Saved data entries:
════════════════

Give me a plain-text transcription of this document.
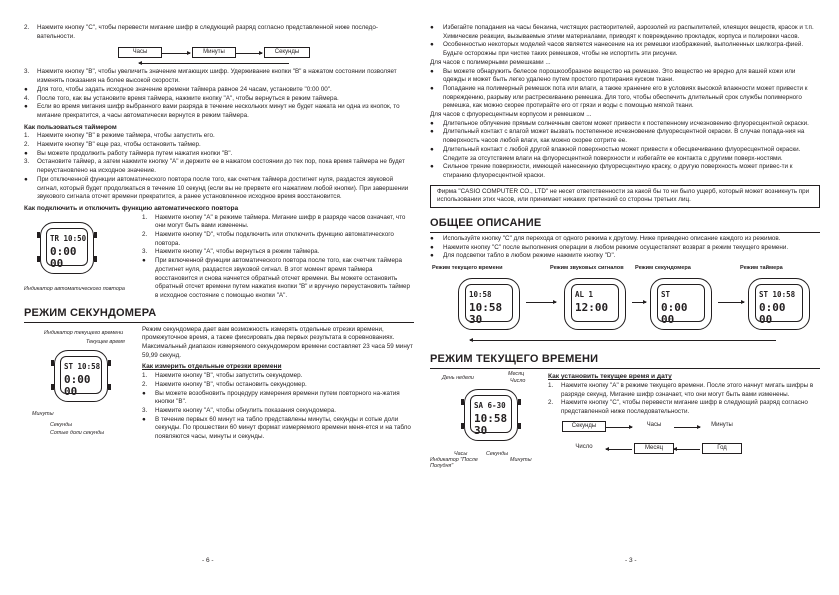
2. Нажмите кнопку "C", чтобы перевести мигание шифр в следующий разряд согласно представленной ниже последо-вательности.
Часы	Минуты	Секунды
3. Нажмите кнопку "B", чтобы увеличить значение мигающих шифр. Удерживание кнопки "B" в нажатом состоянии позволяет изменять показания на более высокой скорости.
● Для того, чтобы задать исходное значение времени таймера равное 24 часам, установите "0:00 00".
4. После того, как вы установите время таймера, нажмите кнопку "A", чтобы вернуться в режим таймера.
● Если во время мигания шифр выбранного вами разряда в течение нескольких минут не будет нажата ни одна из кнопок, то мигание прекратится, а часы автоматически вернутся в режим таймера.
Как пользоваться таймером
1. Нажмите кнопку "B" в режиме таймера, чтобы запустить его.
2. Нажмите кнопку "B" еще раз, чтобы остановить таймер.
● Вы можете продолжить работу таймера путем нажатия кнопки "B".
3. Остановите таймер, а затем нажмите кнопку "A" и держите ее в нажатом состоянии до тех пор, пока время таймера не будет переустановлено на исходное значение.
● При отключенной функции автоматического повтора после того, как счетчик таймера достигнет нуля, раздастся звуковой сигнал, который будет продолжаться в течение 10 секунд (если вы не прервете его нажатием любой кнопки). При завершении звукового сигнала отсчет времени прекратится, а ранее установленное исходное время восстановится.
Как подключить и отключить функцию автоматического повтора
TR 10:50
0:00 00
Индикатор автоматического повтора
1. Нажмите кнопку "A" в режиме таймера. Мигание шифр в разряде часов означает, что они могут быть вами изменены.
2. Нажмите кнопку "D", чтобы подключить или отключить функцию автоматического повтора.
3. Нажмите кнопку "A", чтобы вернуться в режим таймера.
● При включенной функции автоматического повтора после того, как счетчик таймера достигнет нуля, раздастся звуковой сигнал. В этот момент время таймера восстановится и снова начнется обратный отсчет времени. Вы можете остановить обратный отсчет времени путем нажатия кнопки "B" и вручную переустановить таймер в исходное состояние с помощью кнопки "A".
РЕЖИМ СЕКУНДОМЕРА
Индикатор текущего времени
Текущее время
ST 10:58
0:00 00
Минуты
Секунды
Сотые доли секунды
Режим секундомера дает вам возможность измерять отдельные отрезки времени, промежуточное время, а также фиксировать два первых результата в соревнованиях. Максимальный диапазон измеряемого секундомером времени составляет 23 часа 59 минут 59,99 секунд.
Как измерить отдельные отрезки времени
1. Нажмите кнопку "B", чтобы запустить секундомер.
2. Нажмите кнопку "B", чтобы остановить секундомер.
● Вы можете возобновить процедуру измерения времени путем повторного на-жатия кнопки "B".
3. Нажмите кнопку "A", чтобы обнулить показания секундомера.
● В течение первых 60 минут на табло представлены минуты, секунды и сотые доли секунды. По прошествии 60 минут формат измеряемого времени меня-ется и на табло появляются часы, минуты и секунды.
- 6 -
● Избегайте попадания на часы бензина, чистящих растворителей, аэрозолей из распылителей, клеящих веществ, красок и т.п. Химические реакции, вызываемые этими материалами, приводят к повреждению прокладок, корпуса и полировки часов.
● Особенностью некоторых моделей часов является нанесение на их ремешки изображений, выполненных шелкогра-фией. Будьте осторожны при чистке таких ремешков, чтобы не испортить эти рисунки.
Для часов с полимерными ремешками ...
● Вы можете обнаружить белесое порошкообразное вещество на ремешке. Это вещество не вредно для вашей кожи или одежды и может быть легко удалено путем простого протирания куском ткани.
● Попадание на полимерный ремешок пота или влаги, а также хранение его в условиях высокой влажности может привести к повреждению, разрыву или растрескиванию ремешка. Для того, чтобы обеспечить длительный срок службы полимерного ремешка, как можно скорее протирайте его от грязи и воды с помощью мягкой ткани.
Для часов с флуоресцентным корпусом и ремешком ...
● Длительное облучение прямым солнечным светом может привести к постепенному исчезновению флуоресцентной окраски.
● Длительный контакт с влагой может вызвать постепенное исчезновение флуоресцентной окраски. В случае попада-ния на поверхность часов любой влаги, как можно скорее сотрите ее.
● Длительный контакт с любой другой влажной поверхностью может привести к обесцвечиванию флуоресцентной окраски. Следите за отсутствием влаги на флуоресцентной поверхности и избегайте ее контакта с другими поверх-ностями.
● Сильное трение поверхности, имеющей нанесенную флуоресцентную краску, о другую поверхность может привес-ти к стиранию флуоресцентной краски.
Фирма "CASIO COMPUTER CO., LTD" не несет ответственности за какой бы то ни было ущерб, который может возникнуть при использовании этих часов, или принимает никаких претензий со стороны третьих лиц.
ОБЩЕЕ ОПИСАНИЕ
● Используйте кнопку "C" для перехода от одного режима к другому. Ниже приведено описание каждого из режимов.
● Нажмите кнопку "C" после выполнения операции в любом режиме осуществляет возврат в режим текущего времени.
● Для подсветки табло в любом режиме нажмите кнопку "D".
Режим текущего времени	Режим звуковых сигналов Режим секундомера	Режим таймера
10:58
10:58 30
AL 1
12:00
ST
0:00 00
ST 10:58
0:00 00
РЕЖИМ ТЕКУЩЕГО ВРЕМЕНИ
День недели
Месяц
Число
SA 6-30
10:58 30
Часы	Секунды
Минуты
Индикатор "После Полудня"
Как установить текущее время и дату
1. Нажмите кнопку "A" в режиме текущего времени. После этого начнут мигать шифры в разряде секунд. Мигание шифр означает, что они могут быть вами изменены.
2. Нажмите кнопку "C", чтобы перевести мигание шифр в следующий разряд согласно представленной ниже последовательности.
Секунды	Часы	Минуты
Число	Месяц	Год
- 3 -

════════════════

◆ **WHAT TO DO**:
Transcribe the material exactly, and leave out whatever pictures it holds.

◆ **EXERCISE SOLUTION**:
Give me a plain-text transcription of this document.
2. Нажмите кнопку "C", чтобы перевести мигание шифр в следующий разряд согласно представленной ниже последо-вательности.
Часы	Минуты	Секунды
3. Нажмите кнопку "B", чтобы увеличить значение мигающих шифр. Удерживание кнопки "B" в нажатом состоянии позволяет изменять показания на более высокой скорости.
● Для того, чтобы задать исходное значение времени таймера равное 24 часам, установите "0:00 00".
4. После того, как вы установите время таймера, нажмите кнопку "A", чтобы вернуться в режим таймера.
● Если во время мигания шифр выбранного вами разряда в течение нескольких минут не будет нажата ни одна из кнопок, то мигание прекратится, а часы автоматически вернутся в режим таймера.
Как пользоваться таймером
1. Нажмите кнопку "B" в режиме таймера, чтобы запустить его.
2. Нажмите кнопку "B" еще раз, чтобы остановить таймер.
● Вы можете продолжить работу таймера путем нажатия кнопки "B".
3. Остановите таймер, а затем нажмите кнопку "A" и держите ее в нажатом состоянии до тех пор, пока время таймера не будет переустановлено на исходное значение.
● При отключенной функции автоматического повтора после того, как счетчик таймера достигнет нуля, раздастся звуковой сигнал, который будет продолжаться в течение 10 секунд (если вы не прервете его нажатием любой кнопки). При завершении звукового сигнала отсчет времени прекратится, а ранее установленное исходное время восстановится.
Как подключить и отключить функцию автоматического повтора
TR 10:50
0:00 00
Индикатор автоматического повтора
1. Нажмите кнопку "A" в режиме таймера. Мигание шифр в разряде часов означает, что они могут быть вами изменены.
2. Нажмите кнопку "D", чтобы подключить или отключить функцию автоматического повтора.
3. Нажмите кнопку "A", чтобы вернуться в режим таймера.
● При включенной функции автоматического повтора после того, как счетчик таймера достигнет нуля, раздастся звуковой сигнал. В этот момент время таймера восстановится и снова начнется обратный отсчет времени. Вы можете остановить обратный отсчет времени путем нажатия кнопки "B" и вручную переустановить таймер в исходное состояние с помощью кнопки "A".
РЕЖИМ СЕКУНДОМЕРА
Индикатор текущего времени
Текущее время
ST 10:58
0:00 00
Минуты
Секунды
Сотые доли секунды
Режим секундомера дает вам возможность измерять отдельные отрезки времени, промежуточное время, а также фиксировать два первых результата в соревнованиях. Максимальный диапазон измеряемого секундомером времени составляет 23 часа 59 минут 59,99 секунд.
Как измерить отдельные отрезки времени
1. Нажмите кнопку "B", чтобы запустить секундомер.
2. Нажмите кнопку "B", чтобы остановить секундомер.
● Вы можете возобновить процедуру измерения времени путем повторного на-жатия кнопки "B".
3. Нажмите кнопку "A", чтобы обнулить показания секундомера.
● В течение первых 60 минут на табло представлены минуты, секунды и сотые доли секунды. По прошествии 60 минут формат измеряемого времени меня-ется и на табло появляются часы, минуты и секунды.
- 6 -
● Избегайте попадания на часы бензина, чистящих растворителей, аэрозолей из распылителей, клеящих веществ, красок и т.п. Химические реакции, вызываемые этими материалами, приводят к повреждению прокладок, корпуса и полировки часов.
● Особенностью некоторых моделей часов является нанесение на их ремешки изображений, выполненных шелкогра-фией. Будьте осторожны при чистке таких ремешков, чтобы не испортить эти рисунки.
Для часов с полимерными ремешками ...
● Вы можете обнаружить белесое порошкообразное вещество на ремешке. Это вещество не вредно для вашей кожи или одежды и может быть легко удалено путем простого протирания куском ткани.
● Попадание на полимерный ремешок пота или влаги, а также хранение его в условиях высокой влажности может привести к повреждению, разрыву или растрескиванию ремешка. Для того, чтобы обеспечить длительный срок службы полимерного ремешка, как можно скорее протирайте его от грязи и воды с помощью мягкой ткани.
Для часов с флуоресцентным корпусом и ремешком ...
● Длительное облучение прямым солнечным светом может привести к постепенному исчезновению флуоресцентной окраски.
● Длительный контакт с влагой может вызвать постепенное исчезновение флуоресцентной окраски. В случае попада-ния на поверхность часов любой влаги, как можно скорее сотрите ее.
● Длительный контакт с любой другой влажной поверхностью может привести к обесцвечиванию флуоресцентной окраски. Следите за отсутствием влаги на флуоресцентной поверхности и избегайте ее контакта с другими поверх-ностями.
● Сильное трение поверхности, имеющей нанесенную флуоресцентную краску, о другую поверхность может привес-ти к стиранию флуоресцентной краски.
Фирма "CASIO COMPUTER CO., LTD" не несет ответственности за какой бы то ни было ущерб, который может возникнуть при использовании этих часов, или принимает никаких претензий со стороны третьих лиц.
ОБЩЕЕ ОПИСАНИЕ
● Используйте кнопку "C" для перехода от одного режима к другому. Ниже приведено описание каждого из режимов.
● Нажмите кнопку "C" после выполнения операции в любом режиме осуществляет возврат в режим текущего времени.
● Для подсветки табло в любом режиме нажмите кнопку "D".
Режим текущего времени	Режим звуковых сигналов Режим секундомера	Режим таймера
10:58
10:58 30
AL 1
12:00
ST
0:00 00
ST 10:58
0:00 00
РЕЖИМ ТЕКУЩЕГО ВРЕМЕНИ
День недели
Месяц
Число
SA 6-30
10:58 30
Часы	Секунды
Минуты
Индикатор "После Полудня"
Как установить текущее время и дату
1. Нажмите кнопку "A" в режиме текущего времени. После этого начнут мигать шифры в разряде секунд. Мигание шифр означает, что они могут быть вами изменены.
2. Нажмите кнопку "C", чтобы перевести мигание шифр в следующий разряд согласно представленной ниже последовательности.
Секунды	Часы	Минуты
Число	Месяц	Год
- 3 -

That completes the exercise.